> What is being asked
Determine which lines of the records include the word "Machine", and copy them.

> Entries shown

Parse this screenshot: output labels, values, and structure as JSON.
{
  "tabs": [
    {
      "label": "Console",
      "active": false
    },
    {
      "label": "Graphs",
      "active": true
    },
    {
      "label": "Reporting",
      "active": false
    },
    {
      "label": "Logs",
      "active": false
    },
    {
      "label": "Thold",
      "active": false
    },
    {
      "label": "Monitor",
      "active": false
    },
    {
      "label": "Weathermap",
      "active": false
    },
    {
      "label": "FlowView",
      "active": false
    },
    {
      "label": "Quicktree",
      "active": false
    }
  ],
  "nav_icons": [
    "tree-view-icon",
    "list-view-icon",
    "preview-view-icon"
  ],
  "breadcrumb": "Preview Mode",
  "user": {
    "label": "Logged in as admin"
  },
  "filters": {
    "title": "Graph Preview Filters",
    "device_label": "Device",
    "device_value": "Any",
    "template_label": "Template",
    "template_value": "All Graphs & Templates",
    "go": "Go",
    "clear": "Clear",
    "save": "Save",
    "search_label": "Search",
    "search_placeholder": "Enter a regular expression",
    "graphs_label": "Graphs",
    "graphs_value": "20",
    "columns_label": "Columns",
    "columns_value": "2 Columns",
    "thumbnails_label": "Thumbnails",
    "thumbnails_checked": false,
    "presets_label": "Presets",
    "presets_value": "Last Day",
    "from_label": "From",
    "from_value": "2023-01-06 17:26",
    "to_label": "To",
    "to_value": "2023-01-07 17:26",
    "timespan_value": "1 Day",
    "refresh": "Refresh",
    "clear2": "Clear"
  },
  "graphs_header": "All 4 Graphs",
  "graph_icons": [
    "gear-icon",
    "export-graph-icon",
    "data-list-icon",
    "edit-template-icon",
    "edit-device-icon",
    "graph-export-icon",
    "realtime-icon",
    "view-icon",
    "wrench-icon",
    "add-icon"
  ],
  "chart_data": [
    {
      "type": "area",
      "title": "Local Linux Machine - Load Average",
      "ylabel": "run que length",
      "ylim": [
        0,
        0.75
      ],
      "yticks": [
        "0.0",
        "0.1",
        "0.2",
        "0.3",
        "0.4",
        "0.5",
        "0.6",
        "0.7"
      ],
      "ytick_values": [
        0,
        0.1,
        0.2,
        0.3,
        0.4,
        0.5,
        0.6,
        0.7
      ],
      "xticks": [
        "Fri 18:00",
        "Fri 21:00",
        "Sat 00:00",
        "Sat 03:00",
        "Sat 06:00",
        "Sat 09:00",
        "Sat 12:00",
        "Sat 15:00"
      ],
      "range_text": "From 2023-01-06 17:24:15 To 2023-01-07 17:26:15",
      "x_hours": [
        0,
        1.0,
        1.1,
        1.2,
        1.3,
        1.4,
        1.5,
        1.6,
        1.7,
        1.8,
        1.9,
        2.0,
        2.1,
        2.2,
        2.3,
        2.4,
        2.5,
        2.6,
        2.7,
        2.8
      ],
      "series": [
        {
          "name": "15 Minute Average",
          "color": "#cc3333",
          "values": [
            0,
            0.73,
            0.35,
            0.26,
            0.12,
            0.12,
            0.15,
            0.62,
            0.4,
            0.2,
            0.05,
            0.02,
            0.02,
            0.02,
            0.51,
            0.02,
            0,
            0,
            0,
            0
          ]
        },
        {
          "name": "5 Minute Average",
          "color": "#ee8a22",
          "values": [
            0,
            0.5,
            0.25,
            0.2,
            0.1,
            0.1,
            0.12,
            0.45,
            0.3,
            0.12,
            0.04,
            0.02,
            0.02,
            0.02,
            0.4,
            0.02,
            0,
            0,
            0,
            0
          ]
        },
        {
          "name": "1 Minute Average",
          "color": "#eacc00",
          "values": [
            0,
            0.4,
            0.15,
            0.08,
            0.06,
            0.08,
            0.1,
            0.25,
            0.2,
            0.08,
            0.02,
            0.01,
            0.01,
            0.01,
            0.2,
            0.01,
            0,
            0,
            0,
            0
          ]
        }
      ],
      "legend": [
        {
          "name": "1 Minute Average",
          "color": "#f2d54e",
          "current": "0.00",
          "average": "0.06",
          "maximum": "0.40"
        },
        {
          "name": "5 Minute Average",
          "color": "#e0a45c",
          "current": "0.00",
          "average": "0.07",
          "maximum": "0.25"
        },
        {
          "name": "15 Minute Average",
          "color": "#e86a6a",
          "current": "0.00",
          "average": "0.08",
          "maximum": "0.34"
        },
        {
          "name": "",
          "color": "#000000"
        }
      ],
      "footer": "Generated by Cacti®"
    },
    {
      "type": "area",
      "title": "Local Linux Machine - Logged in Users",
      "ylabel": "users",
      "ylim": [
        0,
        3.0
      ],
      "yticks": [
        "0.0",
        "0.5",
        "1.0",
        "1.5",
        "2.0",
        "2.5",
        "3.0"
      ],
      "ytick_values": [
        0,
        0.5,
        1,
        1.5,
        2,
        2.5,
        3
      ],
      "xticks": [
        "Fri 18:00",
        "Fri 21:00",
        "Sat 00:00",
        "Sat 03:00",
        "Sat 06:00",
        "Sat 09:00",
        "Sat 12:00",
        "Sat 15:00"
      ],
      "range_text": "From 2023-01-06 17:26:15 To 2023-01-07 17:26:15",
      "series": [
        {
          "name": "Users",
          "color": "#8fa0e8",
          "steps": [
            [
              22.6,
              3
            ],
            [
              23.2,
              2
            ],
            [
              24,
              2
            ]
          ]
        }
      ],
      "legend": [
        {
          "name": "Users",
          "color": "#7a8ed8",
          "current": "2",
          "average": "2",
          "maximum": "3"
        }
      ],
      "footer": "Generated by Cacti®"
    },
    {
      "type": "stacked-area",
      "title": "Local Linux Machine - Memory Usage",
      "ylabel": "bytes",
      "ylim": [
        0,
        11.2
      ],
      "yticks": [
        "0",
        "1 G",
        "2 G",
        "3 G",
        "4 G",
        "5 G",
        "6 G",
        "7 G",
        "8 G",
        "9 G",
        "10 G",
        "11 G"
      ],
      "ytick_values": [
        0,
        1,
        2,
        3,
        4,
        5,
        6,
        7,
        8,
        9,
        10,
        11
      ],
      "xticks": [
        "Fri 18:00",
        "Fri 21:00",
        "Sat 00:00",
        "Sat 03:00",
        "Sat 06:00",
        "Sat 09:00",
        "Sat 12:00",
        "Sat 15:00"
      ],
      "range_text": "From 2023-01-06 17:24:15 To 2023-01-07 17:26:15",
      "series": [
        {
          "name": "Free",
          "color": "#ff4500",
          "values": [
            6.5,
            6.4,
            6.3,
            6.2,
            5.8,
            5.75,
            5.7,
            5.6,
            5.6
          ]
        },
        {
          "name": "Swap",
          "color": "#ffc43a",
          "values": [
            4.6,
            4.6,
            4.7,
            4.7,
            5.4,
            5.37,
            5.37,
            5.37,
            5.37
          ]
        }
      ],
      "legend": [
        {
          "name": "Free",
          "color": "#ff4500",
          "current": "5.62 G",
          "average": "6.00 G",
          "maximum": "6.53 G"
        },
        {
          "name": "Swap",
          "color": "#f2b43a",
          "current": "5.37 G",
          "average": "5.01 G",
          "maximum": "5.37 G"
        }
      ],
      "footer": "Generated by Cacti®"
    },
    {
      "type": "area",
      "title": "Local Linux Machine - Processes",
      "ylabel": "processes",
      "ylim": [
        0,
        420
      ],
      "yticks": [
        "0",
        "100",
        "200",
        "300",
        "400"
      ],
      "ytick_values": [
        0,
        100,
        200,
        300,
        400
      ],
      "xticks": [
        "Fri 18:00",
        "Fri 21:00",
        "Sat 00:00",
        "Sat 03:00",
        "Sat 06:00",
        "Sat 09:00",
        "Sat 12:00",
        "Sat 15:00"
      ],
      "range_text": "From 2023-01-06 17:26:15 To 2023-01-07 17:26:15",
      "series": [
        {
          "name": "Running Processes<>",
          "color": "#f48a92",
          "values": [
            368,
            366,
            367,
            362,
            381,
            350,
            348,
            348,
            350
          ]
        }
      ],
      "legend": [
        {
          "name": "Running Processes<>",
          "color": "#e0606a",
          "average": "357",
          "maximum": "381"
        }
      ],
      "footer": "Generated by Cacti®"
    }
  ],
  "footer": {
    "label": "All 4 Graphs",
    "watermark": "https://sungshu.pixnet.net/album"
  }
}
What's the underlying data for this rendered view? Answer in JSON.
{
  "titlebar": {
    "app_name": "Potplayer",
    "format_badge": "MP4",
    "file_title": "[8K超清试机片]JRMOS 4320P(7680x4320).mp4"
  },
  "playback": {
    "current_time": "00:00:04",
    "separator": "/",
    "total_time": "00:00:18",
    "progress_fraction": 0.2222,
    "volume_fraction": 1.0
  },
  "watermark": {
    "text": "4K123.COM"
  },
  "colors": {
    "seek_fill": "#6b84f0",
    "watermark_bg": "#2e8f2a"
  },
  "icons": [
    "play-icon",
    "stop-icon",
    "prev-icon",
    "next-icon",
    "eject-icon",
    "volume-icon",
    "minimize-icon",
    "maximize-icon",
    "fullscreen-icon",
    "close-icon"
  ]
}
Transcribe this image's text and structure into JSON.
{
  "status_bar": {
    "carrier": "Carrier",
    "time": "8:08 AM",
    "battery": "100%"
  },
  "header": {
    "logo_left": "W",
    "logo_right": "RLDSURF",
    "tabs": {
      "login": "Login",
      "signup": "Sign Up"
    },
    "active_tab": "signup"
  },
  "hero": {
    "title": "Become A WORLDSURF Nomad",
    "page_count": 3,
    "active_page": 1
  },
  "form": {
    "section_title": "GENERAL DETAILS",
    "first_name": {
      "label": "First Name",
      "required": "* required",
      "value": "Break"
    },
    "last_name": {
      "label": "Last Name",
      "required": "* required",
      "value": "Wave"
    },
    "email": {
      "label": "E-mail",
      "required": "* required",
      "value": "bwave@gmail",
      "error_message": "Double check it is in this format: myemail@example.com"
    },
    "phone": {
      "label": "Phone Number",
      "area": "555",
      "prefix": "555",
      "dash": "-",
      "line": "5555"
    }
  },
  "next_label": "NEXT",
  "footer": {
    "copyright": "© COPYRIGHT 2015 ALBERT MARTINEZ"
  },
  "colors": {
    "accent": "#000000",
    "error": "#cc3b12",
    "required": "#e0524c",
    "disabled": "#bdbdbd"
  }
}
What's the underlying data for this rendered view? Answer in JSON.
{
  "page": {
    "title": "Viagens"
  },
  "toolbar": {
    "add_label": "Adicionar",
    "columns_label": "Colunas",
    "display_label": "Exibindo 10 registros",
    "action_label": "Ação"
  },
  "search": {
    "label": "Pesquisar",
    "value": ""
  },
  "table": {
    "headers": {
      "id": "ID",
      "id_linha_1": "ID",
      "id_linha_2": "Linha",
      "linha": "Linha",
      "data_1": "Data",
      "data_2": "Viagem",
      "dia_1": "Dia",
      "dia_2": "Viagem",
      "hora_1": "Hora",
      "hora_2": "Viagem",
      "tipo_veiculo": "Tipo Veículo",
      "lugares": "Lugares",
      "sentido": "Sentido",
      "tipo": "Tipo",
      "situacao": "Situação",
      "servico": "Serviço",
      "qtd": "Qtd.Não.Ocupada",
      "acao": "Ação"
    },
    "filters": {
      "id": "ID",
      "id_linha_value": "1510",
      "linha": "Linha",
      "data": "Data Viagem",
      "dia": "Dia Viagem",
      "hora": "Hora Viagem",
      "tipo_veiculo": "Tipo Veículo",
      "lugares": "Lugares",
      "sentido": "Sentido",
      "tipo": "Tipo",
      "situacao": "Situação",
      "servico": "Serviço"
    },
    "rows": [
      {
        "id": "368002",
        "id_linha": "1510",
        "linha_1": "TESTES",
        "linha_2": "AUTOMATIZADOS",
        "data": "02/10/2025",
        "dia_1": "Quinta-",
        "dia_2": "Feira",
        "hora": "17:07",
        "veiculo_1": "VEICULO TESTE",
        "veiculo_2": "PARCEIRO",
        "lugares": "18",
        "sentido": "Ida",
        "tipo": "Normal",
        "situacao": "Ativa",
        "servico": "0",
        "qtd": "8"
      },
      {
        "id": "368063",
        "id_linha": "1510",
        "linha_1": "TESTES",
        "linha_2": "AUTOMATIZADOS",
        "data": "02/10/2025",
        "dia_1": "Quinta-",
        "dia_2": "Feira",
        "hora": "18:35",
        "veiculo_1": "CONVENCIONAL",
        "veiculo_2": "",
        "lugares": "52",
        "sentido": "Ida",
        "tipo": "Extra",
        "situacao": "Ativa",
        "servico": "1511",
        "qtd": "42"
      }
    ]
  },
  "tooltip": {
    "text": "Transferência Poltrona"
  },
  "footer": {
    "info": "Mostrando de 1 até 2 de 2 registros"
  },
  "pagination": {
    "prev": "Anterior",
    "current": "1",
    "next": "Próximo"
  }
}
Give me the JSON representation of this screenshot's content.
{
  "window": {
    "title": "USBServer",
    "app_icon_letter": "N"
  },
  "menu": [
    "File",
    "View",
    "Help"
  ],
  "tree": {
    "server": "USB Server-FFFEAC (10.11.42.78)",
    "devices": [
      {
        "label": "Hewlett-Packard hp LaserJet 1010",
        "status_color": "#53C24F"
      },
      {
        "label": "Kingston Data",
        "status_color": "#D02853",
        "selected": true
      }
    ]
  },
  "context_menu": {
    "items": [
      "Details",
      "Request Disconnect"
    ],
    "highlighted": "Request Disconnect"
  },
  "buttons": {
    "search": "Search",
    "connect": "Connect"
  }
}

> Output below
      "title": "Local Linux Machine - Load Average",
      "title": "Local Linux Machine - Logged in Users",
      "title": "Local Linux Machine - Memory Usage",
      "title": "Local Linux Machine - Processes",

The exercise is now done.